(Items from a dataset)
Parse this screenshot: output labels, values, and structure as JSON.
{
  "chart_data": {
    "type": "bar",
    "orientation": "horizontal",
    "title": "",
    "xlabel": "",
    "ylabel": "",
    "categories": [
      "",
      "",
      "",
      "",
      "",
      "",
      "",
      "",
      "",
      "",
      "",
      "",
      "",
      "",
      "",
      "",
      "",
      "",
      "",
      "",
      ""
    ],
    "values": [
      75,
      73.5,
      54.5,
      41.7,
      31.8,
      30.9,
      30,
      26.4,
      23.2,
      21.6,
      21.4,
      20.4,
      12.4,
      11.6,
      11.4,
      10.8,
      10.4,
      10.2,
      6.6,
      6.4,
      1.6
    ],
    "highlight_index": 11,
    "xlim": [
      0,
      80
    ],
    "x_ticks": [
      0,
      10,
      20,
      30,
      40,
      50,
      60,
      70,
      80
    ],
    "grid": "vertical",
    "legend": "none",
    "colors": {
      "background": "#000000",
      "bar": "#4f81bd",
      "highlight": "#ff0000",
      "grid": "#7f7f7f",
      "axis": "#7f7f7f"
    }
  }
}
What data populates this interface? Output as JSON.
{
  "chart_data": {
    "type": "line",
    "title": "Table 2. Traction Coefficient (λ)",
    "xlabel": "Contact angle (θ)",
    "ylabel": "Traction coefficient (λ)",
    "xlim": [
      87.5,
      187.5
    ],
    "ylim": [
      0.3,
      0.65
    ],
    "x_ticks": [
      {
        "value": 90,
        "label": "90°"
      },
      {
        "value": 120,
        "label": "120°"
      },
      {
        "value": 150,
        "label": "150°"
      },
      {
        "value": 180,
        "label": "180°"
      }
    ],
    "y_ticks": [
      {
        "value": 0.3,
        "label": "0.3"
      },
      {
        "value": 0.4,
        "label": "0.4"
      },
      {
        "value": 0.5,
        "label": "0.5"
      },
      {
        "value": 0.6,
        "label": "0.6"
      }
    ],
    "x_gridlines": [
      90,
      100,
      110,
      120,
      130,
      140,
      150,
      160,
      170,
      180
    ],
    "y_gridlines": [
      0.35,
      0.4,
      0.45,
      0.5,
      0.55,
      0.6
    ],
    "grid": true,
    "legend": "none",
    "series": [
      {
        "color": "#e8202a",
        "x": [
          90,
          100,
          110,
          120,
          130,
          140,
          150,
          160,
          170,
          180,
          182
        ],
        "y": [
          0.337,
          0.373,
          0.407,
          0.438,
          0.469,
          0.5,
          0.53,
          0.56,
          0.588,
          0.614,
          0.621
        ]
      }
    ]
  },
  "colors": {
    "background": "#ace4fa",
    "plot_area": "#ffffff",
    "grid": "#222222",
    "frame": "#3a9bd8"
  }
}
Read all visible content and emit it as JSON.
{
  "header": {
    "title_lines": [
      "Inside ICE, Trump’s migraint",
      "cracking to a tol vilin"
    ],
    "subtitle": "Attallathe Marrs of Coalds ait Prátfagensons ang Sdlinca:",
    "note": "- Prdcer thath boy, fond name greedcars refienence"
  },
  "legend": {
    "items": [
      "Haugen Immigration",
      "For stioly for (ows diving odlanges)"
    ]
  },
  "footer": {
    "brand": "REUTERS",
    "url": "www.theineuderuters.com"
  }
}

---

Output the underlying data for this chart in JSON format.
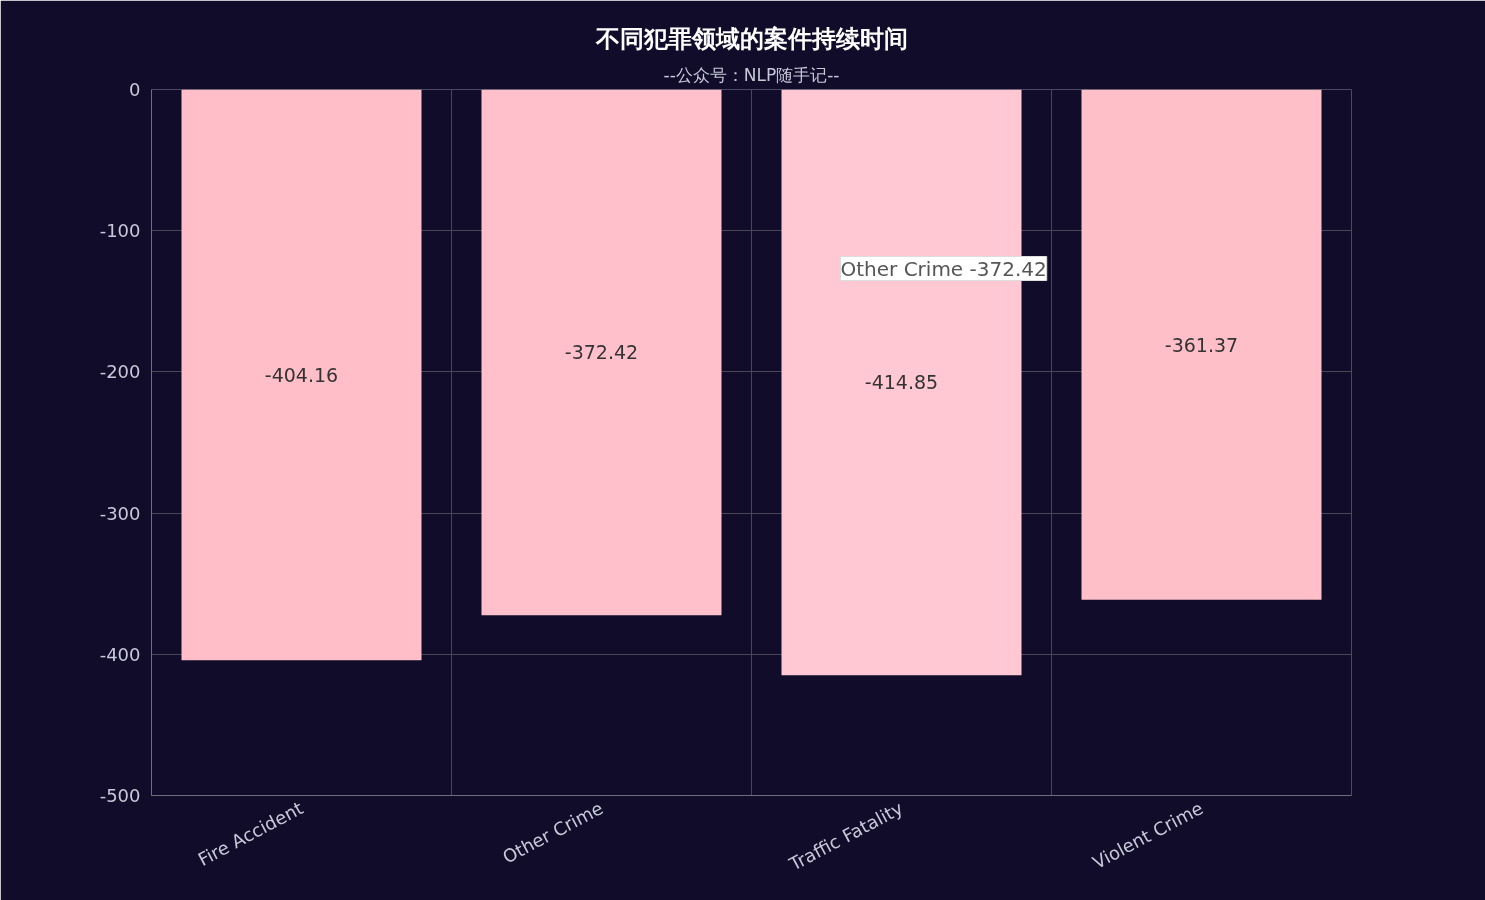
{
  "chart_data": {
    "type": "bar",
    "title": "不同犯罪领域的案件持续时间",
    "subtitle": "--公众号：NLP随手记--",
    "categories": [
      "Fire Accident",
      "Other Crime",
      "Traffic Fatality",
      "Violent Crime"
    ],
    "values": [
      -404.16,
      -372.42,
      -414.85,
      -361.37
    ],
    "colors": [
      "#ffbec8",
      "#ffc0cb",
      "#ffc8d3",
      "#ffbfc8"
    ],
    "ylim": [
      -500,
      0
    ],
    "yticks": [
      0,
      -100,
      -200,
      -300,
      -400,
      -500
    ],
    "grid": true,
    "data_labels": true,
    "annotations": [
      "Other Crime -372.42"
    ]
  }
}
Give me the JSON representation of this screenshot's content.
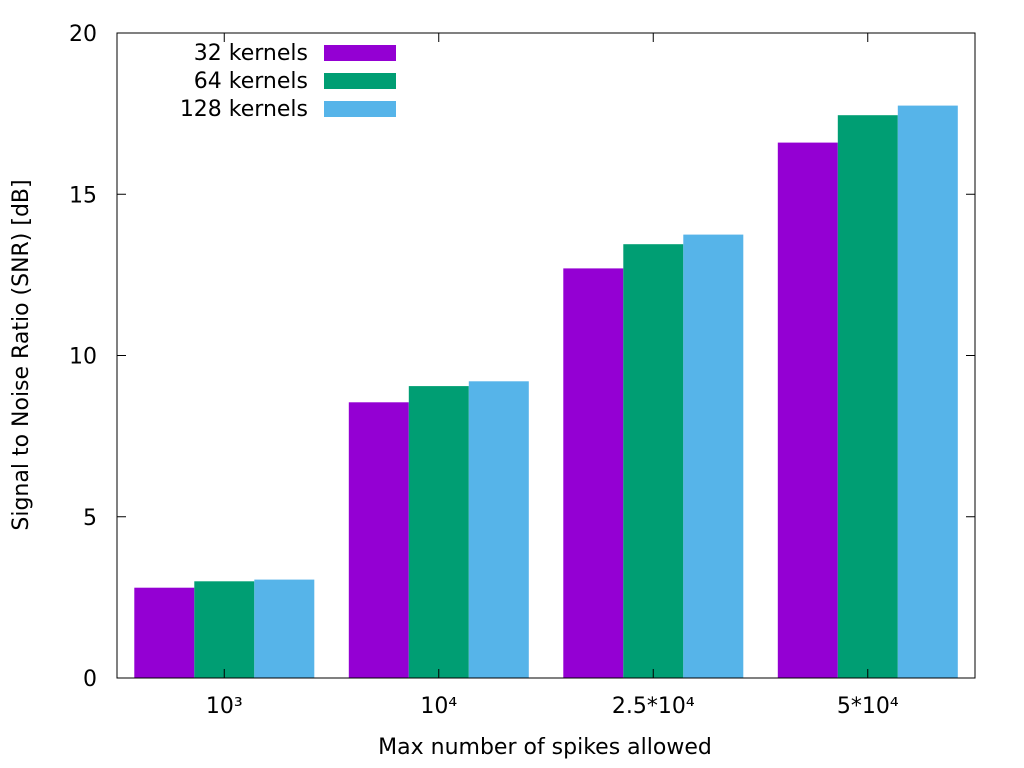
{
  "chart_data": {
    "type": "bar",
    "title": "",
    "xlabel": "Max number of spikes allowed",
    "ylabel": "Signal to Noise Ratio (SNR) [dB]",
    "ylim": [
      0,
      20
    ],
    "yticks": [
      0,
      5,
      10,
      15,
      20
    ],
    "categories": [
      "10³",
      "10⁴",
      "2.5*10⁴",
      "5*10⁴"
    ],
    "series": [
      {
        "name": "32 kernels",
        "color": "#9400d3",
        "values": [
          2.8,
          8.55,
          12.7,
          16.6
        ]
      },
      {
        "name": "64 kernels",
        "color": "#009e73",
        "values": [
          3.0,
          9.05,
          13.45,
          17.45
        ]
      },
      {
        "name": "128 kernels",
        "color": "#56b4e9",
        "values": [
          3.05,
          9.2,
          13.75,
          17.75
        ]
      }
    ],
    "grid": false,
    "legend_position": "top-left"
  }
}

--

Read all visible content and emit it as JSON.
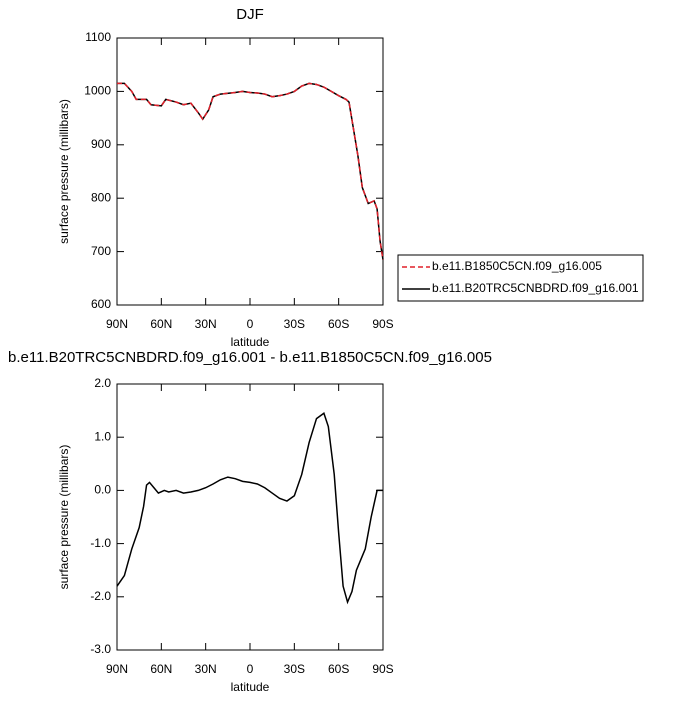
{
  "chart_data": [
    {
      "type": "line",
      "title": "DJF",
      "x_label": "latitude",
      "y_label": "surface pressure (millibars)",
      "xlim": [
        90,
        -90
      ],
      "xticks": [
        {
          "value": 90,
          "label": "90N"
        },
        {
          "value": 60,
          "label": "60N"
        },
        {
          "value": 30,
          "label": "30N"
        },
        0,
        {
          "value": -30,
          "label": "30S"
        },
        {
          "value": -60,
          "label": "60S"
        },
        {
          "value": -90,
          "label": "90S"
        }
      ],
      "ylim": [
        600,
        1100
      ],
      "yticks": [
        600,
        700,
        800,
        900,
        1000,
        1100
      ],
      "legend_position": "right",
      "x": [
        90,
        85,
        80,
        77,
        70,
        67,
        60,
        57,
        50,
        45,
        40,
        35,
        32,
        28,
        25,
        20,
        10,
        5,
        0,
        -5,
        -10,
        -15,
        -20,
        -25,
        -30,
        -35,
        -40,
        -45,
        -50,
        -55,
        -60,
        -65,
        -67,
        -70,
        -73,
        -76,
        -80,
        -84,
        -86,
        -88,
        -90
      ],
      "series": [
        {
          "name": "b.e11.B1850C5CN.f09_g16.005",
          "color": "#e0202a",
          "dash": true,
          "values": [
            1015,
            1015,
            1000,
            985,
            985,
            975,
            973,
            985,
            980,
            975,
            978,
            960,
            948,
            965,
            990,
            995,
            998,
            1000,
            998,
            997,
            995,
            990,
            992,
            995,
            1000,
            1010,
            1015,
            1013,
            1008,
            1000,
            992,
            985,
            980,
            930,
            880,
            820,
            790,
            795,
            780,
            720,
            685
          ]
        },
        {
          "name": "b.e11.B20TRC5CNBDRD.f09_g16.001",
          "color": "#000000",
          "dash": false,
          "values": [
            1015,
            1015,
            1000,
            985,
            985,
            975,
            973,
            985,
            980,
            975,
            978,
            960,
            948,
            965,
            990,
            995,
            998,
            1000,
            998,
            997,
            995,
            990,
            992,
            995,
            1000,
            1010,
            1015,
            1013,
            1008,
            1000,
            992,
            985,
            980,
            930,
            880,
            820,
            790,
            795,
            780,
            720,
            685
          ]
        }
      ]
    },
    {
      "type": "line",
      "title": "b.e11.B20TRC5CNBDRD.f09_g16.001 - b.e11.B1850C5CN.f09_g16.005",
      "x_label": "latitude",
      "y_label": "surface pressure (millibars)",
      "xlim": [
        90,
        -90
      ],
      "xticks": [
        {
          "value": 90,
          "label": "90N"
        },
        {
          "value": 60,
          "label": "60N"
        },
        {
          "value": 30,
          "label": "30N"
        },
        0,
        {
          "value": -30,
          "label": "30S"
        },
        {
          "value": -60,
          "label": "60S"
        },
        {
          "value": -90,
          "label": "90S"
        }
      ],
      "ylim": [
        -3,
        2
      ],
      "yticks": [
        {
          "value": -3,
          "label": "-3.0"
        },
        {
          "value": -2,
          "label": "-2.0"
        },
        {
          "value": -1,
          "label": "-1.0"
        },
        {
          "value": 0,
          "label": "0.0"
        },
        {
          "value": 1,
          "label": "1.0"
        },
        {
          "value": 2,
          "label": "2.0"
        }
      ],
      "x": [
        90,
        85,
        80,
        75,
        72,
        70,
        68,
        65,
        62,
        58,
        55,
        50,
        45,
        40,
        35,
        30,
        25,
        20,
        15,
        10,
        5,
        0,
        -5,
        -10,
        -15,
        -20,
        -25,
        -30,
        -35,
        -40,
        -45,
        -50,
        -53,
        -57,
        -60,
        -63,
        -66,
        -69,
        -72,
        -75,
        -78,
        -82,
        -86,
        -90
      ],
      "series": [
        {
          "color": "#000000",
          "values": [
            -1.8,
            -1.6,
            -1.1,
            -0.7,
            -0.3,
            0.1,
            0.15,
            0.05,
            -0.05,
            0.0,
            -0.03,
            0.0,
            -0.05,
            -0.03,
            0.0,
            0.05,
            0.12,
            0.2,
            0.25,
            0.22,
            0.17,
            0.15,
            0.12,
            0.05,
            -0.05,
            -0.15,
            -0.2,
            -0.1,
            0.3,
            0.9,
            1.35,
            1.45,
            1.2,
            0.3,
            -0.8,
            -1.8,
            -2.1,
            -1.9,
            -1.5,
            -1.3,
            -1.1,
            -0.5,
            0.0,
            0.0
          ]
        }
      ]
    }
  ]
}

§ **THE EXERCISE**
Which lines contain the word "background"? Copy each one.

§ **ANSWER TO THIS TASK**
      "background": "#000000",
    "background": "#ace4fa",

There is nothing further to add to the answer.